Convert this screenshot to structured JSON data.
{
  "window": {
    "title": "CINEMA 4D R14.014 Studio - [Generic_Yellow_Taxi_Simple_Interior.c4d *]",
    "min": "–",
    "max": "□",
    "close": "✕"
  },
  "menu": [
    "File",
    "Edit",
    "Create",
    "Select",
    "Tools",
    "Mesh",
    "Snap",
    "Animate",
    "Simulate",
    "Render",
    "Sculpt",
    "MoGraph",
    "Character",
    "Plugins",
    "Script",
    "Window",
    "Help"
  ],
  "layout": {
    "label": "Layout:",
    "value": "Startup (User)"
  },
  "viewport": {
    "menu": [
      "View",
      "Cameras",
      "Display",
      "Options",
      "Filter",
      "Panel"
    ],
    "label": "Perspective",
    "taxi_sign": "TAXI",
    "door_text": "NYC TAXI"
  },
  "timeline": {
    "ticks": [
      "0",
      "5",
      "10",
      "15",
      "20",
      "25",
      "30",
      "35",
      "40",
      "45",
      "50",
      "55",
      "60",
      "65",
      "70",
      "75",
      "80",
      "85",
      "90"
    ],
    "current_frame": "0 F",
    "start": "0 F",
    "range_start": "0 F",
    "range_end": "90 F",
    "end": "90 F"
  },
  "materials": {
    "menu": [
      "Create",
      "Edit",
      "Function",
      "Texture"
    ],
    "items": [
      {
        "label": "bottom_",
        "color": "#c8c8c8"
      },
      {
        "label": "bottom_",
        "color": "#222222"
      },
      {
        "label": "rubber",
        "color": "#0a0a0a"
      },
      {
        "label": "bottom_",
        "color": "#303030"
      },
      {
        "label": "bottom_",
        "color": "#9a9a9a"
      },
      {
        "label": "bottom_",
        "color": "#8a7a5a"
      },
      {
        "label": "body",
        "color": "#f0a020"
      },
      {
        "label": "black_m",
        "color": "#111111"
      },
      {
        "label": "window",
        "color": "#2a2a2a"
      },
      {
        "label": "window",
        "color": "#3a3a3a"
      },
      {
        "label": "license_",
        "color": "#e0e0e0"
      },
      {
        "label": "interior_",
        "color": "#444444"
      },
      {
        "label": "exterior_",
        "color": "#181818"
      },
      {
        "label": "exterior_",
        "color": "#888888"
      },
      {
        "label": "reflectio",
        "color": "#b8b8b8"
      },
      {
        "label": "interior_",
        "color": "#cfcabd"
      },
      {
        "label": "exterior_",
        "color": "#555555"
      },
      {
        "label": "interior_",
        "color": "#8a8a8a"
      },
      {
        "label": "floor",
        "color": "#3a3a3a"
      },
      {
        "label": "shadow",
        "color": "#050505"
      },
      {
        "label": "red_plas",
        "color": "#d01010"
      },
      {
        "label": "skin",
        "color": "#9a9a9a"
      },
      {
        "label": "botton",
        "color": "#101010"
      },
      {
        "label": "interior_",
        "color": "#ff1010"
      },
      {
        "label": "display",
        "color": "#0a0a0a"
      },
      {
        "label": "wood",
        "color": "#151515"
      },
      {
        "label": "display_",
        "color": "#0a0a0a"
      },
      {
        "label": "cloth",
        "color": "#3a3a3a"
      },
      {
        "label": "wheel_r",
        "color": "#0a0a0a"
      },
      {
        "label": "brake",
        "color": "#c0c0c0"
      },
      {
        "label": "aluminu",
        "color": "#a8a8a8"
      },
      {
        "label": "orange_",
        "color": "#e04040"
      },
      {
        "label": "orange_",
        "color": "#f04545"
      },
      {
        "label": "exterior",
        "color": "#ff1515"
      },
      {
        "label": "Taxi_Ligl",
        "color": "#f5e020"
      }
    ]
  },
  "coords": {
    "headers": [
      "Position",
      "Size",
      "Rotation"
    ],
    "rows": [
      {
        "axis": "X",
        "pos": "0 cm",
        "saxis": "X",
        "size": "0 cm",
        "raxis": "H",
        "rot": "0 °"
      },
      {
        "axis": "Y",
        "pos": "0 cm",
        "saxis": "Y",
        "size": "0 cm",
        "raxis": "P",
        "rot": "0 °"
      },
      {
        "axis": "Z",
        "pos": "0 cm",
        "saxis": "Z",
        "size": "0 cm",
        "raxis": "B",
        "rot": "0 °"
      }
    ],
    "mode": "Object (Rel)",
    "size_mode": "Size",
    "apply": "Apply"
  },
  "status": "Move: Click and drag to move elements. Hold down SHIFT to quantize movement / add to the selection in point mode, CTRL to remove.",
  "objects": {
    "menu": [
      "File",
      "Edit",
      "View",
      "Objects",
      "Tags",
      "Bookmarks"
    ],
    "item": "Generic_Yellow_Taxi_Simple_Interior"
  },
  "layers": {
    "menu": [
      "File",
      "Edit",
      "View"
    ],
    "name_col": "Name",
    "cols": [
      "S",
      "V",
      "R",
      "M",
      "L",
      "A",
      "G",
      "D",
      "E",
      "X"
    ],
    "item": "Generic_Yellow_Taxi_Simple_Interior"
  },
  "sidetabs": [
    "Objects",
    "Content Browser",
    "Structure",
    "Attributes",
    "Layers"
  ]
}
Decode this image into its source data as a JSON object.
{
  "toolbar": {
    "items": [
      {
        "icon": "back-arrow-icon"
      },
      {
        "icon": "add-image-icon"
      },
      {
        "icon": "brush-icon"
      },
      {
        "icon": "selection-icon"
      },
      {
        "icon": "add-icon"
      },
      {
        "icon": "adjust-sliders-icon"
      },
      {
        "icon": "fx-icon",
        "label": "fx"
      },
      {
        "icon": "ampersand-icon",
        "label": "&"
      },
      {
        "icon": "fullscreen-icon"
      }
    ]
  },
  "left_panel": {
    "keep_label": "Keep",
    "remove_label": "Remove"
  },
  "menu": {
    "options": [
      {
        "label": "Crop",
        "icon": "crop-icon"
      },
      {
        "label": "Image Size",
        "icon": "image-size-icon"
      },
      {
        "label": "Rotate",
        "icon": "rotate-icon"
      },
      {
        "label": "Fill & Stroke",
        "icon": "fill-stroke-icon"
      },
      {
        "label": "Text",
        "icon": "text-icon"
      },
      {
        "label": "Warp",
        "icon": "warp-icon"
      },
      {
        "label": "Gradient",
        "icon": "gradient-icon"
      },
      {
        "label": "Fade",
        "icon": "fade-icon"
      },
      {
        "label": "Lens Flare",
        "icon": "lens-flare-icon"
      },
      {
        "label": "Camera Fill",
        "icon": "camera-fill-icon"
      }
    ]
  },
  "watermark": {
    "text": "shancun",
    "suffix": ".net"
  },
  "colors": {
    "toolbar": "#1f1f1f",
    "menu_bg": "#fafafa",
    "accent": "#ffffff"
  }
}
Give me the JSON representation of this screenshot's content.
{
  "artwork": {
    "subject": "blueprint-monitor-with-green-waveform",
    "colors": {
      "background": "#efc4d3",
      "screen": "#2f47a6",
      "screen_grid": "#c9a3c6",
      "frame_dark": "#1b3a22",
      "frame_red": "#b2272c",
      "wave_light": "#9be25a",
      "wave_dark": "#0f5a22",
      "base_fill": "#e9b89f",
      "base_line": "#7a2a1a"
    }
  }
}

- - - -

Task details:
Quote exactly and only the lines from the one holding "Decode this image" through the end of the data.

Correct response:
Decode this image into its source data as a JSON object.
{
  "toolbar": {
    "items": [
      {
        "icon": "back-arrow-icon"
      },
      {
        "icon": "add-image-icon"
      },
      {
        "icon": "brush-icon"
      },
      {
        "icon": "selection-icon"
      },
      {
        "icon": "add-icon"
      },
      {
        "icon": "adjust-sliders-icon"
      },
      {
        "icon": "fx-icon",
        "label": "fx"
      },
      {
        "icon": "ampersand-icon",
        "label": "&"
      },
      {
        "icon": "fullscreen-icon"
      }
    ]
  },
  "left_panel": {
    "keep_label": "Keep",
    "remove_label": "Remove"
  },
  "menu": {
    "options": [
      {
        "label": "Crop",
        "icon": "crop-icon"
      },
      {
        "label": "Image Size",
        "icon": "image-size-icon"
      },
      {
        "label": "Rotate",
        "icon": "rotate-icon"
      },
      {
        "label": "Fill & Stroke",
        "icon": "fill-stroke-icon"
      },
      {
        "label": "Text",
        "icon": "text-icon"
      },
      {
        "label": "Warp",
        "icon": "warp-icon"
      },
      {
        "label": "Gradient",
        "icon": "gradient-icon"
      },
      {
        "label": "Fade",
        "icon": "fade-icon"
      },
      {
        "label": "Lens Flare",
        "icon": "lens-flare-icon"
      },
      {
        "label": "Camera Fill",
        "icon": "camera-fill-icon"
      }
    ]
  },
  "watermark": {
    "text": "shancun",
    "suffix": ".net"
  },
  "colors": {
    "toolbar": "#1f1f1f",
    "menu_bg": "#fafafa",
    "accent": "#ffffff"
  }
}
Give me the JSON representation of this screenshot's content.
{
  "artwork": {
    "subject": "blueprint-monitor-with-green-waveform",
    "colors": {
      "background": "#efc4d3",
      "screen": "#2f47a6",
      "screen_grid": "#c9a3c6",
      "frame_dark": "#1b3a22",
      "frame_red": "#b2272c",
      "wave_light": "#9be25a",
      "wave_dark": "#0f5a22",
      "base_fill": "#e9b89f",
      "base_line": "#7a2a1a"
    }
  }
}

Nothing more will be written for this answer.